• **WRITTEN TASK**
Copy out the whole "Caring for the Caretaker" passage below word for word, keeping every line and punctuation mark as it appears.
>> START READING PASSAGE
Friday

Caring for the Caretaker 5

Passion

What do you pour yourself into?

What is your service that also brings you strength?

What is your commitment?

What is your enthusiasm? (Enthusiasm, En Theos, to be one with divine energy)

When do you feel one with divine energy?

Take some private/quiet time and develop a “joy list.” A “joy list” is made up of people, places, and things that bring you joy.

Healthy, nurturing, joyful.

Your “joy list” combined with your daily affirmation, visualizations and meditation will become your primary resources to fuel your passion.

Caring for the Caretaker 4

Possibilities

Every day life offers us a variety of possibilities. The events that life offers are not in
our control. How we respond to those events is in our control. The events and our
response equals the outcome.

E + R = O

Haim Ginott had a wonderful reflective piece for all of us who are educators and parents. “I’ve come to the frightening conclusion that I am the decisive element in the classroom. It’s my personal approach that creates the climate. It’s my daily mood that makes the weather. As a teacher, I possess a tremendous power to make a child’s life miserable or joyous. I can be a tool of torture or an instrument of inspiration. I can humiliate or humor, hurt or heal. In all situations, it is my response that decides whether a crisis will be escalated or de-escalated and a child humanized or de-humanized." –Haim Ginott

Another teacher, 2,500 years ago, put it quite simply.
>> END READING PASSAGE
>> START SUPPLIED MATERIAL
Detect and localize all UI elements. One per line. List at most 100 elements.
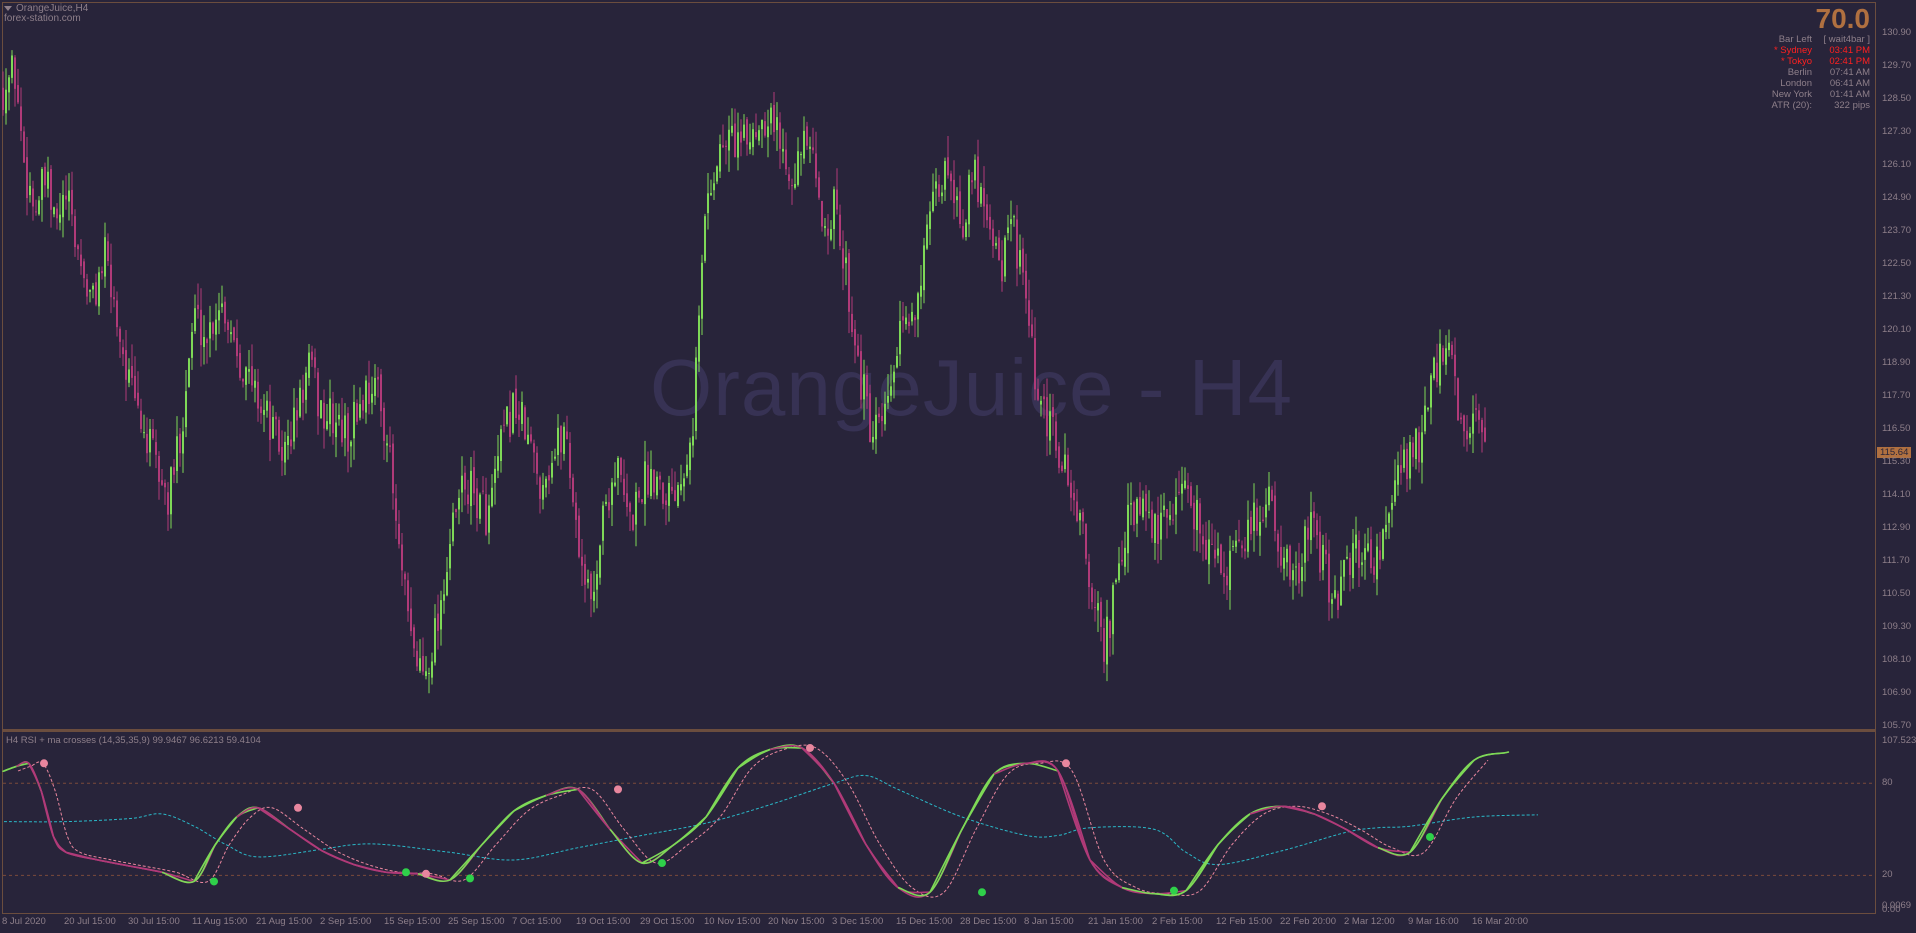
>> END SUPPLIED MATERIAL
• **CORRECT ANSWER**
Friday

Caring for the Caretaker 5

Passion

What do you pour yourself into?

What is your service that also brings you strength?

What is your commitment?

What is your enthusiasm? (Enthusiasm, En Theos, to be one with divine energy)

When do you feel one with divine energy?

Take some private/quiet time and develop a “joy list.” A “joy list” is made up of people, places, and things that bring you joy.

Healthy, nurturing, joyful.

Your “joy list” combined with your daily affirmation, visualizations and meditation will become your primary resources to fuel your passion.

Caring for the Caretaker 4

Possibilities

Every day life offers us a variety of possibilities. The events that life offers are not in
our control. How we respond to those events is in our control. The events and our
response equals the outcome.

E + R = O

Haim Ginott had a wonderful reflective piece for all of us who are educators and parents. “I’ve come to the frightening conclusion that I am the decisive element in the classroom. It’s my personal approach that creates the climate. It’s my daily mood that makes the weather. As a teacher, I possess a tremendous power to make a child’s life miserable or joyous. I can be a tool of torture or an instrument of inspiration. I can humiliate or humor, hurt or heal. In all situations, it is my response that decides whether a crisis will be escalated or de-escalated and a child humanized or de-humanized." –Haim Ginott

Another teacher, 2,500 years ago, put it quite simply.